▸ **Exercise goal**
From the entries below, copy out every line with "this" in it.

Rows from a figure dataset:

[START]

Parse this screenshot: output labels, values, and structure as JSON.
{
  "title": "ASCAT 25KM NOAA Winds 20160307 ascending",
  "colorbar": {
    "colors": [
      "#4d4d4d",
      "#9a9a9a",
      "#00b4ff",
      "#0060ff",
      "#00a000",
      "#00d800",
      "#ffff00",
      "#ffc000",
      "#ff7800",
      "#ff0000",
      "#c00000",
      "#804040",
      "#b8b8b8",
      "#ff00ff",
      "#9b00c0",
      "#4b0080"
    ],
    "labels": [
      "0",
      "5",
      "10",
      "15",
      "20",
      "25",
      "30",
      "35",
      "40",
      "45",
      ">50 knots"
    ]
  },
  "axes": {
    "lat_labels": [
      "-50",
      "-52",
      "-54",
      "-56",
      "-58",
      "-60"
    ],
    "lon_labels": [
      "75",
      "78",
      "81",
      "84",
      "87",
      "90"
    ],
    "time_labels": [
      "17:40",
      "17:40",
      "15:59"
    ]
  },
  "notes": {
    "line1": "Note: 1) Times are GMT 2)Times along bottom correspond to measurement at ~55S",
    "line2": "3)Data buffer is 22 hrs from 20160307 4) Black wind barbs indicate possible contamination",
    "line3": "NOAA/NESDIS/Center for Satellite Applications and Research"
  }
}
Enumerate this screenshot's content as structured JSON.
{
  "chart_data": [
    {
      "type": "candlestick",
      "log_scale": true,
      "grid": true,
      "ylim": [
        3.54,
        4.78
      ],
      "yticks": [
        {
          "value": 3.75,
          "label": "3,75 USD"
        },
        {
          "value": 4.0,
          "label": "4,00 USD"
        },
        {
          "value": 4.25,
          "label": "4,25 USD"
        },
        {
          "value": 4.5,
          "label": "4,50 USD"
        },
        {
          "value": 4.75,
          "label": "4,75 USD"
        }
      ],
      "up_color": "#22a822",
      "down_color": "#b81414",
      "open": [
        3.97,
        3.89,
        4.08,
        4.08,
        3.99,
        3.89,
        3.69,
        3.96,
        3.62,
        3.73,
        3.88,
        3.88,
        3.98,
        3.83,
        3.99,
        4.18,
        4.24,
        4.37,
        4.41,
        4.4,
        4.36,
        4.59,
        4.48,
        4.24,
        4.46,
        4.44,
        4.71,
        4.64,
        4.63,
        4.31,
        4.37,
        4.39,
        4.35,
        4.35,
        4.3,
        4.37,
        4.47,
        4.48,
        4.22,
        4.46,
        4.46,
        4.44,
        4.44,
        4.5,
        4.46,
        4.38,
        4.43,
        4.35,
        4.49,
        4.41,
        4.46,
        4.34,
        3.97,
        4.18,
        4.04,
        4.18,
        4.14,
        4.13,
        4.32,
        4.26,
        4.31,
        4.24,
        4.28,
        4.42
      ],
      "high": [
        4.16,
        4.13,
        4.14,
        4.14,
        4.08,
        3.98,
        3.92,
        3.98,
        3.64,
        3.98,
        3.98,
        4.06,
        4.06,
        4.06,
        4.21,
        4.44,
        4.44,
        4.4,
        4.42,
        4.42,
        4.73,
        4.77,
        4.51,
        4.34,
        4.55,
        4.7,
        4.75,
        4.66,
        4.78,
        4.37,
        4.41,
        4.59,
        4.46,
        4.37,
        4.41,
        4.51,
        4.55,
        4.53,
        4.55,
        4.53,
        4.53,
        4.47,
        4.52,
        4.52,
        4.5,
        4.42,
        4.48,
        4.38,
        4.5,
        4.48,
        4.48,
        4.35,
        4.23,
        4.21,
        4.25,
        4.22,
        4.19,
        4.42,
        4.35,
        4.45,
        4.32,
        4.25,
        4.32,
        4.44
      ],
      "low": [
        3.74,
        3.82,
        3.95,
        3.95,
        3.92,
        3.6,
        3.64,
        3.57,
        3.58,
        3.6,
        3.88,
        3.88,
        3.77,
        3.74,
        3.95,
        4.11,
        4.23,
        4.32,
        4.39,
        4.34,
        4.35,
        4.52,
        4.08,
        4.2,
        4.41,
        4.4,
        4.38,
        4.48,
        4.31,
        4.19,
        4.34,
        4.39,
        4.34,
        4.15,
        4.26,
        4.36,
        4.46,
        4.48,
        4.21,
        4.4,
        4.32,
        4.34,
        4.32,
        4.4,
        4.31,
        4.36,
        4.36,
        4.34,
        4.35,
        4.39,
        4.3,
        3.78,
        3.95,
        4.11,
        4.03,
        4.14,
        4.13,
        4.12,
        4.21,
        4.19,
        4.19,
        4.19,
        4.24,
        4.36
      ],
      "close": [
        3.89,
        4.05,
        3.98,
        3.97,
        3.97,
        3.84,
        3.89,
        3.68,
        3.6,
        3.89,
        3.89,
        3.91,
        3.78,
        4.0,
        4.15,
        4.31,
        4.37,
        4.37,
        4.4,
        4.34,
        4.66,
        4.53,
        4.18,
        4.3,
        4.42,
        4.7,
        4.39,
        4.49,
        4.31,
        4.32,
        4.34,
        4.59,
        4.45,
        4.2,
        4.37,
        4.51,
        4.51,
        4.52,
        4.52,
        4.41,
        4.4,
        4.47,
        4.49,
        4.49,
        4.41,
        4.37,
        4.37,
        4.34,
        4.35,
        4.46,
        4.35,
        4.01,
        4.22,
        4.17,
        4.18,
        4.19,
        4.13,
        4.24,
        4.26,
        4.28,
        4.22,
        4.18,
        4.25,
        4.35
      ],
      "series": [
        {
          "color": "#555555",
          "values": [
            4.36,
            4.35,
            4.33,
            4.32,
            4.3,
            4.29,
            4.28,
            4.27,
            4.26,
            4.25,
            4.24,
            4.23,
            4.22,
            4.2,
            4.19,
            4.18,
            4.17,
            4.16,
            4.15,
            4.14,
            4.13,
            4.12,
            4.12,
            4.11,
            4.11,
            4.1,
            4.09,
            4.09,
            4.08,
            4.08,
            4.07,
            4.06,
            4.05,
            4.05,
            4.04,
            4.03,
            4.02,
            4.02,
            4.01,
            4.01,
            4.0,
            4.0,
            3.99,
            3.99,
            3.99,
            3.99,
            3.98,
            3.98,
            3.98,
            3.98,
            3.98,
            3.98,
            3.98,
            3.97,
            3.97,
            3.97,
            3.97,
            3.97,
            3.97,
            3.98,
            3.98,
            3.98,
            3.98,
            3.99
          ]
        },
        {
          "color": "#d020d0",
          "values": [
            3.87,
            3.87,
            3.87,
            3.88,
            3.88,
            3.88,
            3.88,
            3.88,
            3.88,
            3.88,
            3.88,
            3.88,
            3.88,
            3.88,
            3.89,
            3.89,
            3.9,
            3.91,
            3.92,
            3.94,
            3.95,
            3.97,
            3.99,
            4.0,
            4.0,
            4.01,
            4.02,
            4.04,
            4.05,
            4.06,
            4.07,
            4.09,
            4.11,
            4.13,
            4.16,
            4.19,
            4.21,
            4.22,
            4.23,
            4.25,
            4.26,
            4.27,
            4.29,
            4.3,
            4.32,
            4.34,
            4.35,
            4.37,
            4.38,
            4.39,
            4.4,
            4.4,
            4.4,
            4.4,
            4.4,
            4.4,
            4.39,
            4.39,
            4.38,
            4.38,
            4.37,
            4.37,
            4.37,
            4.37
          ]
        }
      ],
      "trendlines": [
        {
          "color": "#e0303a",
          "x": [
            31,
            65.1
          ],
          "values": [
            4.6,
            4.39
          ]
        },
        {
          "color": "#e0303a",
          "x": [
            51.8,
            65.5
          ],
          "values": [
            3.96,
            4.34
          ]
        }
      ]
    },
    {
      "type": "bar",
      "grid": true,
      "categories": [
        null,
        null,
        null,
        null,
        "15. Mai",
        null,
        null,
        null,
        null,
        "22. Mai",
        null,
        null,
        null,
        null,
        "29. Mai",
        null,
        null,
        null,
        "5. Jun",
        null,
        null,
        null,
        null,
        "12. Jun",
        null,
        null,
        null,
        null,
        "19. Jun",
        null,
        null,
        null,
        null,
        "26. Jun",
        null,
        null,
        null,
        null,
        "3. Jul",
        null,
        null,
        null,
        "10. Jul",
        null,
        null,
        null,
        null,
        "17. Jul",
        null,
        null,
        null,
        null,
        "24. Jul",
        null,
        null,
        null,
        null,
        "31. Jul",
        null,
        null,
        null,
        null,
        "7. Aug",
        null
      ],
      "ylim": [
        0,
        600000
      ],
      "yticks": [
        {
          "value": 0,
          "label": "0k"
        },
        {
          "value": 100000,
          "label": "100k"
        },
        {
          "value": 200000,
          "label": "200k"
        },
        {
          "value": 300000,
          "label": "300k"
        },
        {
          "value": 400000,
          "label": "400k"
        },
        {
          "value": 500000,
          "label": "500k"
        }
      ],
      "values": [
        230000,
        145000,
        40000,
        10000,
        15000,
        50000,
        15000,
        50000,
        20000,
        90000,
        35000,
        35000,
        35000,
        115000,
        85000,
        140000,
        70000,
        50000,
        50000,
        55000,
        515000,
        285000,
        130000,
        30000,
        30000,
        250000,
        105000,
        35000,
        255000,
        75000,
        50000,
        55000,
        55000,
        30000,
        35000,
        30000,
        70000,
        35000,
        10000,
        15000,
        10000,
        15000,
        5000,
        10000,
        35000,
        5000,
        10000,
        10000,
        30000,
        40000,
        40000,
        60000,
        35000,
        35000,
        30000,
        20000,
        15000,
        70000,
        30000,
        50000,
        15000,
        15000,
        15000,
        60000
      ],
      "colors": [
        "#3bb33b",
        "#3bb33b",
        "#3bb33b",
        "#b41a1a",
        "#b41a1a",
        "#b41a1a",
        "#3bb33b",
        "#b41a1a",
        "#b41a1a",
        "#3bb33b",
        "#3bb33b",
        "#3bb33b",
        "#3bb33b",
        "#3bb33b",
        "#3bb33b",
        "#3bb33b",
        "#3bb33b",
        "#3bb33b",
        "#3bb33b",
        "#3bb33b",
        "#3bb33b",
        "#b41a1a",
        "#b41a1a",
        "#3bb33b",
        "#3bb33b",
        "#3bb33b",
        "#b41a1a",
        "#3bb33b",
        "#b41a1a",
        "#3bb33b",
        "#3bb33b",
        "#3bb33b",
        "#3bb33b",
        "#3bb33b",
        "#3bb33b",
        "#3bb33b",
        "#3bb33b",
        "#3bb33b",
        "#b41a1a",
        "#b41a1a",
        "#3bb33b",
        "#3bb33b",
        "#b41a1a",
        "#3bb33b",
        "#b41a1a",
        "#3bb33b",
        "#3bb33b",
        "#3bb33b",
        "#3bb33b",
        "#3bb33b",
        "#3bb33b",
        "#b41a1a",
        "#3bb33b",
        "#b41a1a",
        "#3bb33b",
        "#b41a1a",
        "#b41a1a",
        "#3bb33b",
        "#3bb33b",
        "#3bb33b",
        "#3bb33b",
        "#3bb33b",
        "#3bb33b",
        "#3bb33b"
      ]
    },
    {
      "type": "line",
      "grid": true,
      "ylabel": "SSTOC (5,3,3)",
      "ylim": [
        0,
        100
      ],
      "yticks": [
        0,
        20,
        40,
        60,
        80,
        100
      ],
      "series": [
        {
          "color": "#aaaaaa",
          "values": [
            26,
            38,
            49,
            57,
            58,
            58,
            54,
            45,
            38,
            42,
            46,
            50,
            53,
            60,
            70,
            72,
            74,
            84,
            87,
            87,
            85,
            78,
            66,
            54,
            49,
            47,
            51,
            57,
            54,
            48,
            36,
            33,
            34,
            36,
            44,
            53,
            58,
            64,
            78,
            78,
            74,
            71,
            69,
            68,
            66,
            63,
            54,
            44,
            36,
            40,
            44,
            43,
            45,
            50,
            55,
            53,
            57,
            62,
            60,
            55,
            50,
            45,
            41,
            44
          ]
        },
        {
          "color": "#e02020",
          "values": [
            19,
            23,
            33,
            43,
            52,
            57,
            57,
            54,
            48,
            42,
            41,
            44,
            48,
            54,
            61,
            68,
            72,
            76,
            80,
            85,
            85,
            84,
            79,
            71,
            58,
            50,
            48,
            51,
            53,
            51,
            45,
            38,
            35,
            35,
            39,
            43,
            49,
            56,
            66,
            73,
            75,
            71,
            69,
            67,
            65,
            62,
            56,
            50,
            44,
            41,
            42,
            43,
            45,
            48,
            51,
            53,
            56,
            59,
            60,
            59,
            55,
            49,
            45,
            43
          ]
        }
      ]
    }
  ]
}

[END]

▸ **The result**
Parse this screenshot: output labels, values, and structure as JSON.
Enumerate this screenshot's content as structured JSON.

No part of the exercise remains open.